Word for word, repeat the entries, minus the pictures.

━━━━━━━━━━━━━━━━

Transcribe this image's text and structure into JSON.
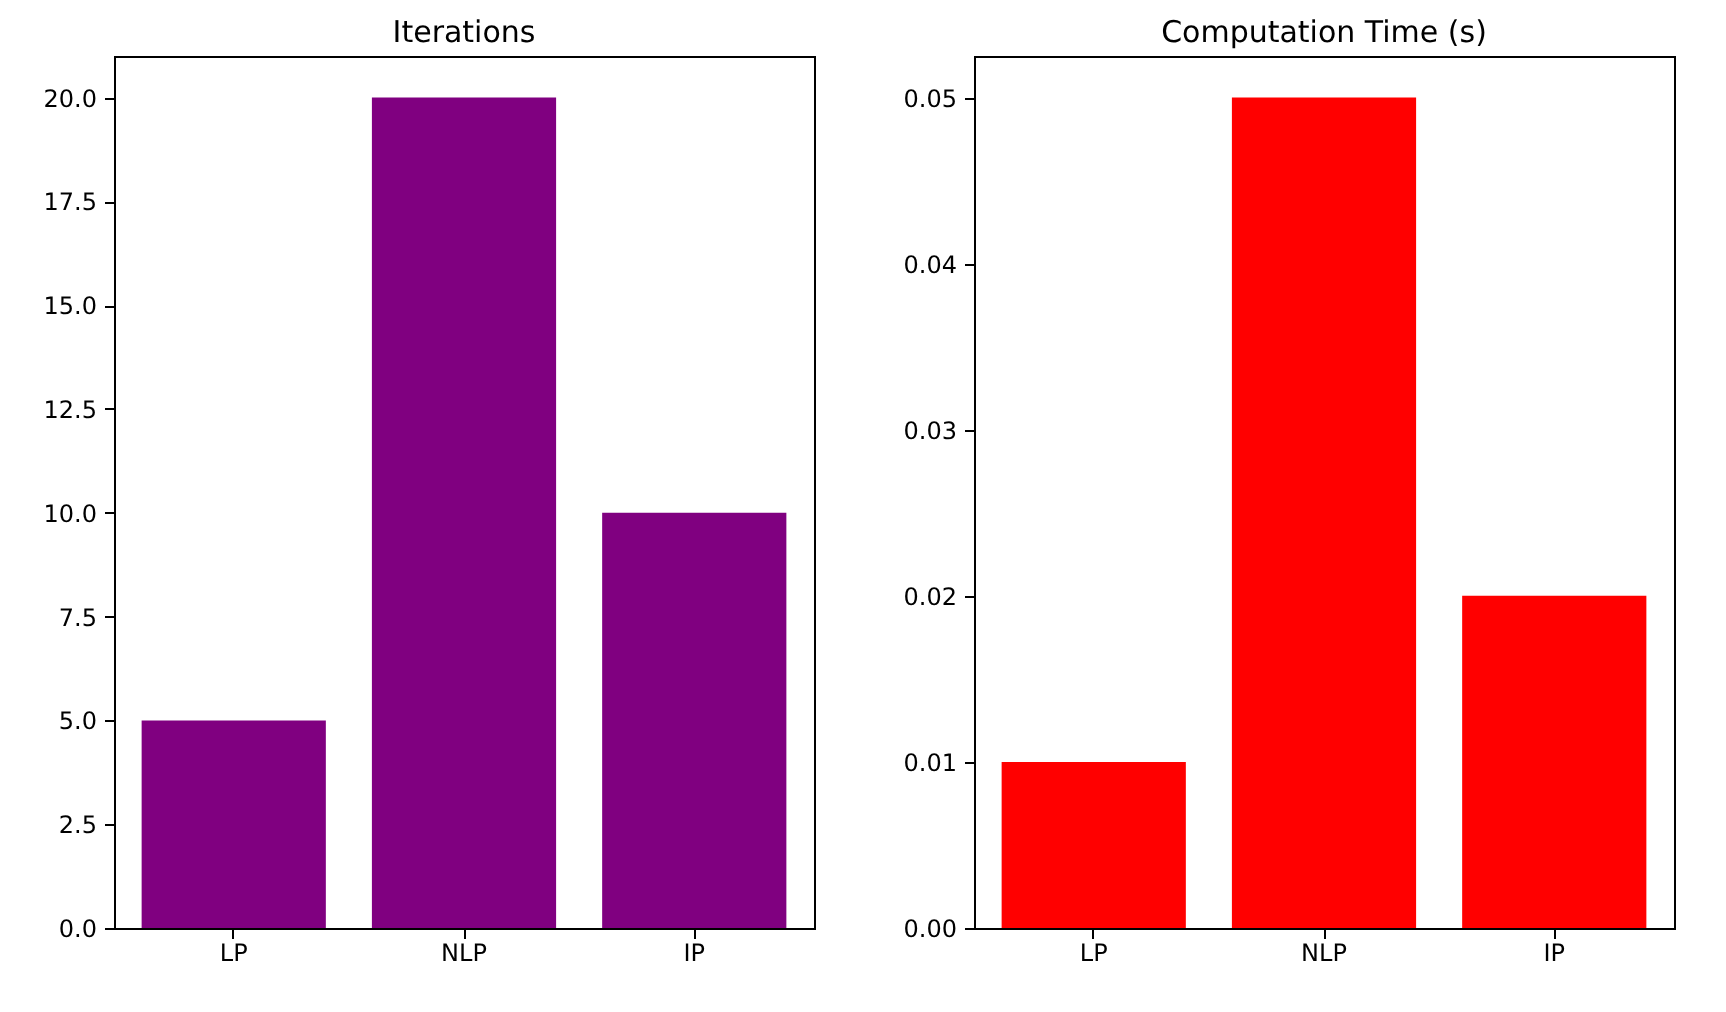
{
  "chart_data": [
    {
      "type": "bar",
      "title": "Iterations",
      "categories": [
        "LP",
        "NLP",
        "IP"
      ],
      "values": [
        5,
        20,
        10
      ],
      "color": "#800080",
      "ylim": [
        0,
        21
      ],
      "yticks": [
        {
          "value": 0,
          "label": "0.0"
        },
        {
          "value": 2.5,
          "label": "2.5"
        },
        {
          "value": 5,
          "label": "5.0"
        },
        {
          "value": 7.5,
          "label": "7.5"
        },
        {
          "value": 10,
          "label": "10.0"
        },
        {
          "value": 12.5,
          "label": "12.5"
        },
        {
          "value": 15,
          "label": "15.0"
        },
        {
          "value": 17.5,
          "label": "17.5"
        },
        {
          "value": 20,
          "label": "20.0"
        }
      ],
      "grid": false
    },
    {
      "type": "bar",
      "title": "Computation Time (s)",
      "categories": [
        "LP",
        "NLP",
        "IP"
      ],
      "values": [
        0.01,
        0.05,
        0.02
      ],
      "color": "#ff0000",
      "ylim": [
        0,
        0.0525
      ],
      "yticks": [
        {
          "value": 0,
          "label": "0.00"
        },
        {
          "value": 0.01,
          "label": "0.01"
        },
        {
          "value": 0.02,
          "label": "0.02"
        },
        {
          "value": 0.03,
          "label": "0.03"
        },
        {
          "value": 0.04,
          "label": "0.04"
        },
        {
          "value": 0.05,
          "label": "0.05"
        }
      ],
      "grid": false
    }
  ]
}
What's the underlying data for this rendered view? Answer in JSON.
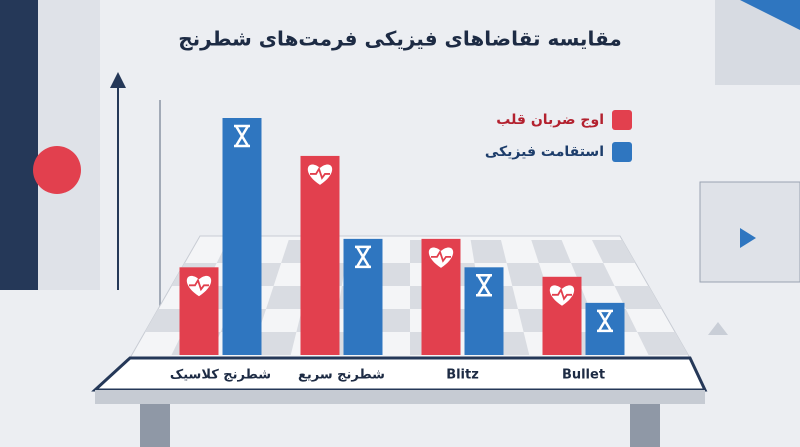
{
  "chart_data": {
    "type": "bar",
    "title": "مقایسه تقاضاهای فیزیکی فرمت‌های شطرنج",
    "categories": [
      "شطرنج کلاسیک",
      "شطرنج سریع",
      "Blitz",
      "Bullet"
    ],
    "series": [
      {
        "name": "اوج ضربان قلب",
        "color": "#e2404e",
        "values": [
          37,
          84,
          49,
          33
        ]
      },
      {
        "name": "استقامت فیزیکی",
        "color": "#2f76c0",
        "values": [
          100,
          49,
          37,
          22
        ]
      }
    ]
  }
}
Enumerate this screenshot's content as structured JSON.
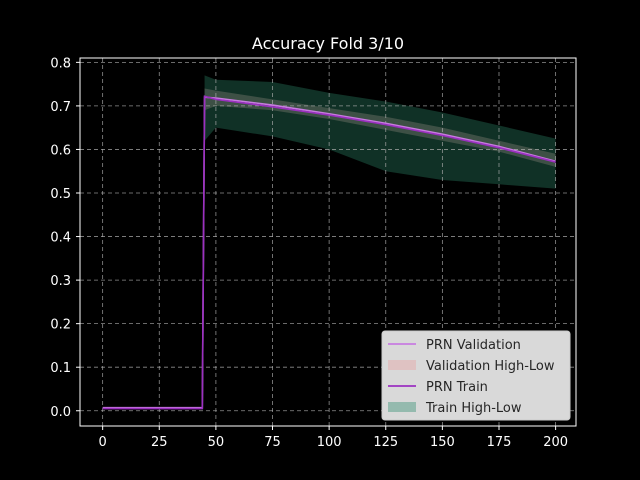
{
  "chart_data": {
    "type": "line",
    "title": "Accuracy Fold 3/10",
    "xlabel": "",
    "ylabel": "",
    "xlim": [
      -10,
      209
    ],
    "ylim": [
      -0.035,
      0.81
    ],
    "x_ticks": [
      0,
      25,
      50,
      75,
      100,
      125,
      150,
      175,
      200
    ],
    "y_ticks": [
      0.0,
      0.1,
      0.2,
      0.3,
      0.4,
      0.5,
      0.6,
      0.7,
      0.8
    ],
    "y_tick_labels": [
      "0.0",
      "0.1",
      "0.2",
      "0.3",
      "0.4",
      "0.5",
      "0.6",
      "0.7",
      "0.8"
    ],
    "grid": true,
    "legend_position": "lower-right",
    "series": [
      {
        "name": "PRN Validation",
        "kind": "line",
        "color": "#c77ce0",
        "x": [
          0,
          44,
          45,
          50,
          75,
          100,
          125,
          150,
          175,
          200
        ],
        "values": [
          0.007,
          0.007,
          0.72,
          0.718,
          0.702,
          0.682,
          0.66,
          0.635,
          0.607,
          0.573
        ]
      },
      {
        "name": "Validation High-Low",
        "kind": "band",
        "color": "#e8a0a0",
        "x": [
          45,
          50,
          75,
          100,
          125,
          150,
          175,
          200
        ],
        "low": [
          0.69,
          0.7,
          0.69,
          0.67,
          0.645,
          0.62,
          0.595,
          0.56
        ],
        "high": [
          0.74,
          0.735,
          0.715,
          0.695,
          0.675,
          0.65,
          0.62,
          0.59
        ]
      },
      {
        "name": "PRN Train",
        "kind": "line",
        "color": "#9b30c0",
        "x": [
          0,
          44,
          45,
          50,
          75,
          100,
          125,
          150,
          175,
          200
        ],
        "values": [
          0.005,
          0.005,
          0.722,
          0.715,
          0.698,
          0.679,
          0.657,
          0.632,
          0.604,
          0.571
        ]
      },
      {
        "name": "Train High-Low",
        "kind": "band",
        "color": "#2e8b6e",
        "x": [
          45,
          50,
          75,
          100,
          125,
          150,
          175,
          200
        ],
        "low": [
          0.62,
          0.65,
          0.63,
          0.6,
          0.55,
          0.53,
          0.52,
          0.51
        ],
        "high": [
          0.77,
          0.76,
          0.755,
          0.73,
          0.71,
          0.685,
          0.655,
          0.625
        ]
      }
    ]
  },
  "colors": {
    "background": "#000000",
    "axes_background": "#000000",
    "grid": "#b0b0b0",
    "legend_background": "#d9d9d9"
  }
}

━━━━━━━━━━━━━━━━

■ **Answer for the task**
Transcribe this image's text and structure into JSON.
{
  "chart_data": [
    {
      "type": "bar",
      "title": "Iterations",
      "categories": [
        "LP",
        "NLP",
        "IP"
      ],
      "values": [
        5,
        20,
        10
      ],
      "color": "#800080",
      "ylim": [
        0,
        21
      ],
      "yticks": [
        {
          "value": 0,
          "label": "0.0"
        },
        {
          "value": 2.5,
          "label": "2.5"
        },
        {
          "value": 5,
          "label": "5.0"
        },
        {
          "value": 7.5,
          "label": "7.5"
        },
        {
          "value": 10,
          "label": "10.0"
        },
        {
          "value": 12.5,
          "label": "12.5"
        },
        {
          "value": 15,
          "label": "15.0"
        },
        {
          "value": 17.5,
          "label": "17.5"
        },
        {
          "value": 20,
          "label": "20.0"
        }
      ],
      "grid": false
    },
    {
      "type": "bar",
      "title": "Computation Time (s)",
      "categories": [
        "LP",
        "NLP",
        "IP"
      ],
      "values": [
        0.01,
        0.05,
        0.02
      ],
      "color": "#ff0000",
      "ylim": [
        0,
        0.0525
      ],
      "yticks": [
        {
          "value": 0,
          "label": "0.00"
        },
        {
          "value": 0.01,
          "label": "0.01"
        },
        {
          "value": 0.02,
          "label": "0.02"
        },
        {
          "value": 0.03,
          "label": "0.03"
        },
        {
          "value": 0.04,
          "label": "0.04"
        },
        {
          "value": 0.05,
          "label": "0.05"
        }
      ],
      "grid": false
    }
  ]
}
What's the underlying data for this rendered view? Answer in JSON.
{
  "chart_data": {
    "type": "bar",
    "title": "مقایسه تقاضاهای فیزیکی فرمت‌های شطرنج",
    "categories": [
      "شطرنج کلاسیک",
      "شطرنج سریع",
      "Blitz",
      "Bullet"
    ],
    "series": [
      {
        "name": "اوج ضربان قلب",
        "color": "#e2404e",
        "values": [
          37,
          84,
          49,
          33
        ]
      },
      {
        "name": "استقامت فیزیکی",
        "color": "#2f76c0",
        "values": [
          100,
          49,
          37,
          22
        ]
      }
    ]
  }
}
Enumerate this screenshot's content as structured JSON.
{
  "chart_data": {
    "type": "line",
    "title": "Accuracy Fold 3/10",
    "xlabel": "",
    "ylabel": "",
    "xlim": [
      -10,
      209
    ],
    "ylim": [
      -0.035,
      0.81
    ],
    "x_ticks": [
      0,
      25,
      50,
      75,
      100,
      125,
      150,
      175,
      200
    ],
    "y_ticks": [
      0.0,
      0.1,
      0.2,
      0.3,
      0.4,
      0.5,
      0.6,
      0.7,
      0.8
    ],
    "y_tick_labels": [
      "0.0",
      "0.1",
      "0.2",
      "0.3",
      "0.4",
      "0.5",
      "0.6",
      "0.7",
      "0.8"
    ],
    "grid": true,
    "legend_position": "lower-right",
    "series": [
      {
        "name": "PRN Validation",
        "kind": "line",
        "color": "#c77ce0",
        "x": [
          0,
          44,
          45,
          50,
          75,
          100,
          125,
          150,
          175,
          200
        ],
        "values": [
          0.007,
          0.007,
          0.72,
          0.718,
          0.702,
          0.682,
          0.66,
          0.635,
          0.607,
          0.573
        ]
      },
      {
        "name": "Validation High-Low",
        "kind": "band",
        "color": "#e8a0a0",
        "x": [
          45,
          50,
          75,
          100,
          125,
          150,
          175,
          200
        ],
        "low": [
          0.69,
          0.7,
          0.69,
          0.67,
          0.645,
          0.62,
          0.595,
          0.56
        ],
        "high": [
          0.74,
          0.735,
          0.715,
          0.695,
          0.675,
          0.65,
          0.62,
          0.59
        ]
      },
      {
        "name": "PRN Train",
        "kind": "line",
        "color": "#9b30c0",
        "x": [
          0,
          44,
          45,
          50,
          75,
          100,
          125,
          150,
          175,
          200
        ],
        "values": [
          0.005,
          0.005,
          0.722,
          0.715,
          0.698,
          0.679,
          0.657,
          0.632,
          0.604,
          0.571
        ]
      },
      {
        "name": "Train High-Low",
        "kind": "band",
        "color": "#2e8b6e",
        "x": [
          45,
          50,
          75,
          100,
          125,
          150,
          175,
          200
        ],
        "low": [
          0.62,
          0.65,
          0.63,
          0.6,
          0.55,
          0.53,
          0.52,
          0.51
        ],
        "high": [
          0.77,
          0.76,
          0.755,
          0.73,
          0.71,
          0.685,
          0.655,
          0.625
        ]
      }
    ]
  },
  "colors": {
    "background": "#000000",
    "axes_background": "#000000",
    "grid": "#b0b0b0",
    "legend_background": "#d9d9d9"
  }
}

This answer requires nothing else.